((
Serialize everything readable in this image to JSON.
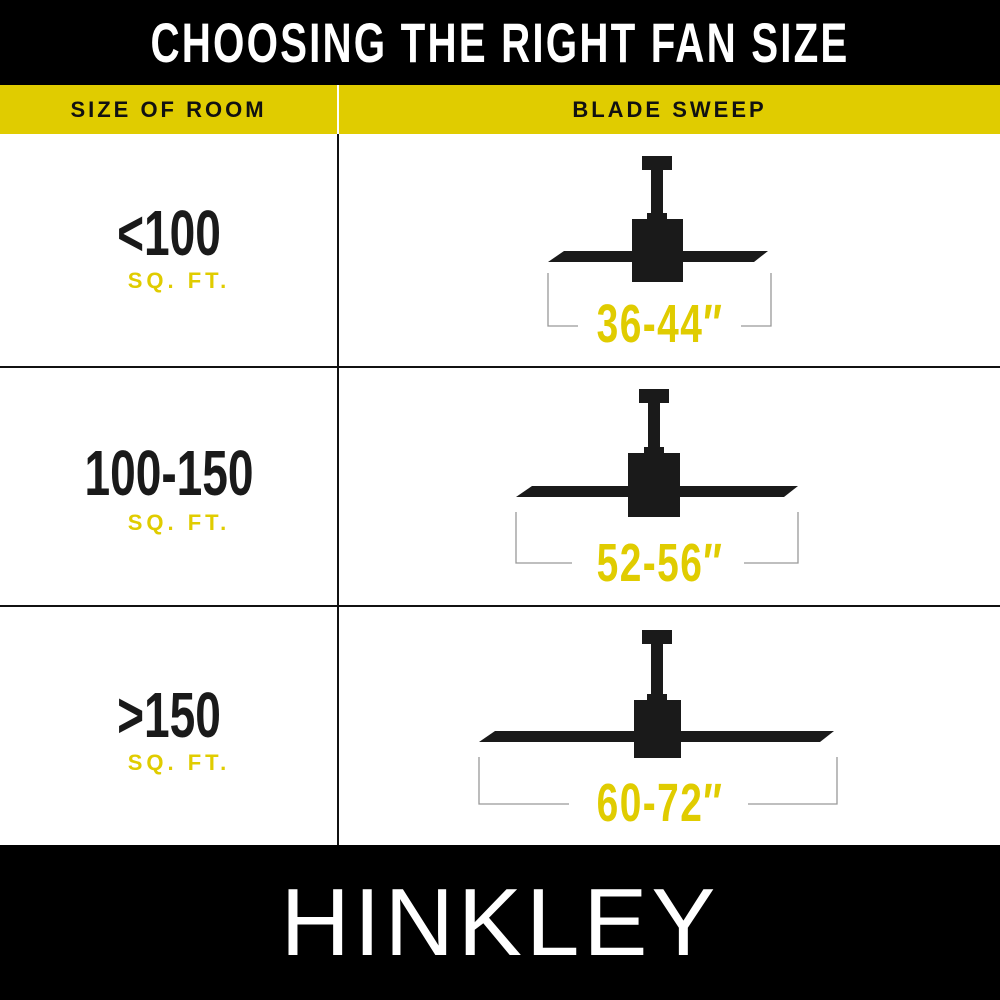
{
  "title": "CHOOSING THE RIGHT FAN SIZE",
  "columns": {
    "room": "SIZE OF ROOM",
    "sweep": "BLADE SWEEP"
  },
  "rows": [
    {
      "size": "<100",
      "unit": "SQ. FT.",
      "sweep": "36-44″"
    },
    {
      "size": "100-150",
      "unit": "SQ. FT.",
      "sweep": "52-56″"
    },
    {
      "size": ">150",
      "unit": "SQ. FT.",
      "sweep": "60-72″"
    }
  ],
  "brand": "HINKLEY",
  "colors": {
    "accent": "#e0cc00",
    "dark": "#1a1a1a",
    "background": "#ffffff"
  },
  "icons": [
    "ceiling-fan-small-icon",
    "ceiling-fan-medium-icon",
    "ceiling-fan-large-icon"
  ]
}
))
- **Job**: Give every line back word for word and leave the pictures out.

- **Response below**:
Serialize everything readable in this image to JSON.
{
  "title": "CHOOSING THE RIGHT FAN SIZE",
  "columns": {
    "room": "SIZE OF ROOM",
    "sweep": "BLADE SWEEP"
  },
  "rows": [
    {
      "size": "<100",
      "unit": "SQ. FT.",
      "sweep": "36-44″"
    },
    {
      "size": "100-150",
      "unit": "SQ. FT.",
      "sweep": "52-56″"
    },
    {
      "size": ">150",
      "unit": "SQ. FT.",
      "sweep": "60-72″"
    }
  ],
  "brand": "HINKLEY",
  "colors": {
    "accent": "#e0cc00",
    "dark": "#1a1a1a",
    "background": "#ffffff"
  },
  "icons": [
    "ceiling-fan-small-icon",
    "ceiling-fan-medium-icon",
    "ceiling-fan-large-icon"
  ]
}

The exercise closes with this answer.